====== Provided records

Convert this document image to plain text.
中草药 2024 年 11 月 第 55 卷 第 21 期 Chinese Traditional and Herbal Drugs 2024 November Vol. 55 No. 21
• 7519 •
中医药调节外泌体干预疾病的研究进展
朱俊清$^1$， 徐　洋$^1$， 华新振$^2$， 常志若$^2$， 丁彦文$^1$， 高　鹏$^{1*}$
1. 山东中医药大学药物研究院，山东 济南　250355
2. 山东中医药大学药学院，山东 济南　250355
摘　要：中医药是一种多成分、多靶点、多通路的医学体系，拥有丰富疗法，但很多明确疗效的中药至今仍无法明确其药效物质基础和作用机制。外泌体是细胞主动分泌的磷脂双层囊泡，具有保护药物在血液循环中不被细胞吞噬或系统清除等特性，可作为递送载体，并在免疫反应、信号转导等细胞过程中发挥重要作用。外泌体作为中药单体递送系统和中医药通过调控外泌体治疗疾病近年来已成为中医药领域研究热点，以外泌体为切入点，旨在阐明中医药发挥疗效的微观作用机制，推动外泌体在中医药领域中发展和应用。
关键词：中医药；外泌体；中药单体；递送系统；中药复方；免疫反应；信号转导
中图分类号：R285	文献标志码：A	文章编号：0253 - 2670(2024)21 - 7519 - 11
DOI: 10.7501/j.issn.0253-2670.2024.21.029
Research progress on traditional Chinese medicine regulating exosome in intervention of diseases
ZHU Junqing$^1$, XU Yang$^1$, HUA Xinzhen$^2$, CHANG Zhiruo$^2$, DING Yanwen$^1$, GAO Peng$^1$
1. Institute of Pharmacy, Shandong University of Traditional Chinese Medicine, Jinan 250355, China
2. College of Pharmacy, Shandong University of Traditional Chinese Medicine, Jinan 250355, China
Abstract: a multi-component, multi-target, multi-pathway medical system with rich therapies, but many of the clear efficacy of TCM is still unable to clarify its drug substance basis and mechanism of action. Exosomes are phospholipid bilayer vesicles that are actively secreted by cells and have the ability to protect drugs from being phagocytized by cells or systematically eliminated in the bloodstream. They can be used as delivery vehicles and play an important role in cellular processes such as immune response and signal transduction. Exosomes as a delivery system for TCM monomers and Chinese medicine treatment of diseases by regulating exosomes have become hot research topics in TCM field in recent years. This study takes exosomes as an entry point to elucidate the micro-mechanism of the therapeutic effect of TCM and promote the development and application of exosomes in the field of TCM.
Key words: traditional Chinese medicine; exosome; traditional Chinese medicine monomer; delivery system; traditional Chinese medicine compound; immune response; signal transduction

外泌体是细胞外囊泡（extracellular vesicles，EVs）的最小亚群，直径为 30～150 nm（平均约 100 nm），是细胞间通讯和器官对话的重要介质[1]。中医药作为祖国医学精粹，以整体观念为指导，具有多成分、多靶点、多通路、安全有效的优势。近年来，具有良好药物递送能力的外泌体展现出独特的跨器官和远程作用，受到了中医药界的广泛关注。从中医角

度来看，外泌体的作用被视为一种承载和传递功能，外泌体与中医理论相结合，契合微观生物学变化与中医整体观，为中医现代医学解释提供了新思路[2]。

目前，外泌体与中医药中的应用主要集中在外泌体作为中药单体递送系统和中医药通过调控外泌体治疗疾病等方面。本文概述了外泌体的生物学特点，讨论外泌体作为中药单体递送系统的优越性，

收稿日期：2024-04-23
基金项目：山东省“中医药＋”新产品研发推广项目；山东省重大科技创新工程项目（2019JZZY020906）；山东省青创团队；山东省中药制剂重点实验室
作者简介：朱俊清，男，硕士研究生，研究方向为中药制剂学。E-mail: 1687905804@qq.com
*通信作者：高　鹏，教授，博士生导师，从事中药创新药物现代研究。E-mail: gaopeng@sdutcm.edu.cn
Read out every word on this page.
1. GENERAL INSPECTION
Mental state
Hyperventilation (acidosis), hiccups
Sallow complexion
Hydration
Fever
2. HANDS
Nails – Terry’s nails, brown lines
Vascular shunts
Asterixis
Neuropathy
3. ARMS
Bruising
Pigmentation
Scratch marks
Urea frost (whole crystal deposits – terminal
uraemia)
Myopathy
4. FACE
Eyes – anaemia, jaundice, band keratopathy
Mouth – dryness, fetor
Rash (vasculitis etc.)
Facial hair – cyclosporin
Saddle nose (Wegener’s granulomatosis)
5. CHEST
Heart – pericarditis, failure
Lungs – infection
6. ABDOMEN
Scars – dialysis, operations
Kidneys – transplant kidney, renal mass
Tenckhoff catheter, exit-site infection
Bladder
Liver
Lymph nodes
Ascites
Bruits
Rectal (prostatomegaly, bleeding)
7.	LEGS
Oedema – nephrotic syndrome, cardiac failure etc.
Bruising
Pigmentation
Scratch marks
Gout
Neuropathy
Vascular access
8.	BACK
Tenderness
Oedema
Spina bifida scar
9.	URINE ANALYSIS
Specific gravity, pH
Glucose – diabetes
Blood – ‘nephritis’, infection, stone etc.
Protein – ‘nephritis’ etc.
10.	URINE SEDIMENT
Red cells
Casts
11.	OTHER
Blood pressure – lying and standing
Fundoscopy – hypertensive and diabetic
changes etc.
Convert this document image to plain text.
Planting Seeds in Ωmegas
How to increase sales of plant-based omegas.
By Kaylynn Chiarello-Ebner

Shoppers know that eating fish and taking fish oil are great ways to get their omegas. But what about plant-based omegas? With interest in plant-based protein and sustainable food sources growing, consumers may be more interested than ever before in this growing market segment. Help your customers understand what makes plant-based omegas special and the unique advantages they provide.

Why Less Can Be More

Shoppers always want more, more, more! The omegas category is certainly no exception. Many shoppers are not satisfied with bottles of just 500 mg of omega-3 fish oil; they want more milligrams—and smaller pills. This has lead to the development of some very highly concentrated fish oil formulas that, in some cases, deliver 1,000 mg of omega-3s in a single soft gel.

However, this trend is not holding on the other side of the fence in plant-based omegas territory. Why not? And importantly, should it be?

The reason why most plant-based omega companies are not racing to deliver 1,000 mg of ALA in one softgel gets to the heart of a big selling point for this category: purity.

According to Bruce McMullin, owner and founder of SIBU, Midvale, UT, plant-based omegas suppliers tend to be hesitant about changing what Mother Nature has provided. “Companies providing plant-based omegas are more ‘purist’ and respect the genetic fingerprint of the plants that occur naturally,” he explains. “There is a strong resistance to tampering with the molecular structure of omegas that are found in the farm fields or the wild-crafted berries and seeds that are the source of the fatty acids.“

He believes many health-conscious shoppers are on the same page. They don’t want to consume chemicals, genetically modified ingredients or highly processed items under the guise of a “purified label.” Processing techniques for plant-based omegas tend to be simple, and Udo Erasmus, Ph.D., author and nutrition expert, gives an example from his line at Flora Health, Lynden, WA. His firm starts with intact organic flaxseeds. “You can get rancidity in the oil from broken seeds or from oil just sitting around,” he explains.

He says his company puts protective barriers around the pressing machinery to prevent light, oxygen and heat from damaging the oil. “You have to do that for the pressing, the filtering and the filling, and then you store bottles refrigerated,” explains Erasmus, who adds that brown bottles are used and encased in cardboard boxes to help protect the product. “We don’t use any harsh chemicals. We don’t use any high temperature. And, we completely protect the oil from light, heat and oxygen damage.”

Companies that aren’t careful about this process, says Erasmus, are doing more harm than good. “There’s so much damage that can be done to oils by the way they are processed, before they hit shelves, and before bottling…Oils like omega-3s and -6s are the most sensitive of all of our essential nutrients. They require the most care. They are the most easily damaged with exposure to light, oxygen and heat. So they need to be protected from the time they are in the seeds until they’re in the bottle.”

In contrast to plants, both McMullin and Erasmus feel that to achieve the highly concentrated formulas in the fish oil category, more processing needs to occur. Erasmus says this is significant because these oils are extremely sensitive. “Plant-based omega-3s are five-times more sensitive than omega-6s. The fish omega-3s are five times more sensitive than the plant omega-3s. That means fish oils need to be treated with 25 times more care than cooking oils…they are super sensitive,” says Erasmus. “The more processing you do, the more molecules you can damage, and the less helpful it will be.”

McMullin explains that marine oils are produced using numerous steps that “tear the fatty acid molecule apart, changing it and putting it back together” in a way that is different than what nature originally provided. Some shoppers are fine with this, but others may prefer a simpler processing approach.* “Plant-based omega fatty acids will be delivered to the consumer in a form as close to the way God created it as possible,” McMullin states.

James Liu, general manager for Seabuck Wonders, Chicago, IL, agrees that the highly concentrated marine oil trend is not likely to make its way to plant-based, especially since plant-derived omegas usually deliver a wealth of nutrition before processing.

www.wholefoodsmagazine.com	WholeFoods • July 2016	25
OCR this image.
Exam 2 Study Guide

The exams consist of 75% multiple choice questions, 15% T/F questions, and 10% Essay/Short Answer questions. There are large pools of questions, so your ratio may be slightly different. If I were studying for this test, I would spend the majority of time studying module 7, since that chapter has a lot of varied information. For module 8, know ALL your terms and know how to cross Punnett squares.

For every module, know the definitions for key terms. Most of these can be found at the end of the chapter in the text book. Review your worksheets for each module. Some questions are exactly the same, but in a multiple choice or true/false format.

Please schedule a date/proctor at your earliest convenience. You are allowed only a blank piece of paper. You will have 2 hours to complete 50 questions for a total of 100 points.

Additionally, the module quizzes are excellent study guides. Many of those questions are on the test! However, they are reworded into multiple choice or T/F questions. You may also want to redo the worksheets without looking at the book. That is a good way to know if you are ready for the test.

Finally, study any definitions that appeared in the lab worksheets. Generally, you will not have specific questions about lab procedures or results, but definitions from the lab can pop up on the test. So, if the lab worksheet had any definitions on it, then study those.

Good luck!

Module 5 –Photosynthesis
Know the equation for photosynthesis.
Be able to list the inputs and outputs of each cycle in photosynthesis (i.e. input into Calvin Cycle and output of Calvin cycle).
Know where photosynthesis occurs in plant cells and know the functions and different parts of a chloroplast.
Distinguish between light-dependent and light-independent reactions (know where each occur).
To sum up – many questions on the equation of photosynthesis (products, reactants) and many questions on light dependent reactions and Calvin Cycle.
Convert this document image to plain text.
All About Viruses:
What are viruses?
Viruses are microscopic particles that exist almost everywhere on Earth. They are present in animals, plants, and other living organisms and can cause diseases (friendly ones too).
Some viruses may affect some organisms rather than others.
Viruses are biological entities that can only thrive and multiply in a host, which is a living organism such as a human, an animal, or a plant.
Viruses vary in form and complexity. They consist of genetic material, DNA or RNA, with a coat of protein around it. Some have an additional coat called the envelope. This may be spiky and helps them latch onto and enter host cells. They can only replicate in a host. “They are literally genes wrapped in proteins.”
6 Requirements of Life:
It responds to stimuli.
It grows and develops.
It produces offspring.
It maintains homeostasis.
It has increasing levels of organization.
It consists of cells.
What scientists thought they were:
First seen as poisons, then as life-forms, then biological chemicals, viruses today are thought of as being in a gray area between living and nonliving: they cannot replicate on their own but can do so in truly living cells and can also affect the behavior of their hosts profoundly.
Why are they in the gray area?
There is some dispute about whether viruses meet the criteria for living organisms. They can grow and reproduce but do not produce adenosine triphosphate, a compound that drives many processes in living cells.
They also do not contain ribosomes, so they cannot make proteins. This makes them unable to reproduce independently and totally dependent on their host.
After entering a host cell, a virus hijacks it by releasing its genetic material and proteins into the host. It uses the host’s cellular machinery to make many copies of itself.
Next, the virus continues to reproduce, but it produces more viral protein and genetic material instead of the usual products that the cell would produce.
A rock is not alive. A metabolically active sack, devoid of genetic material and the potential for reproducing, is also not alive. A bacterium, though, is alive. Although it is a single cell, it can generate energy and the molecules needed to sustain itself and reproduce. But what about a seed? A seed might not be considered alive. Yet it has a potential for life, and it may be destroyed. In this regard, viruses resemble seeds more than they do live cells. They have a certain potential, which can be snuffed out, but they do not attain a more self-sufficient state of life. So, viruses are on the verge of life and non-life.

============

State only how many lines above hold the string "want".

**Response to this exercise**
3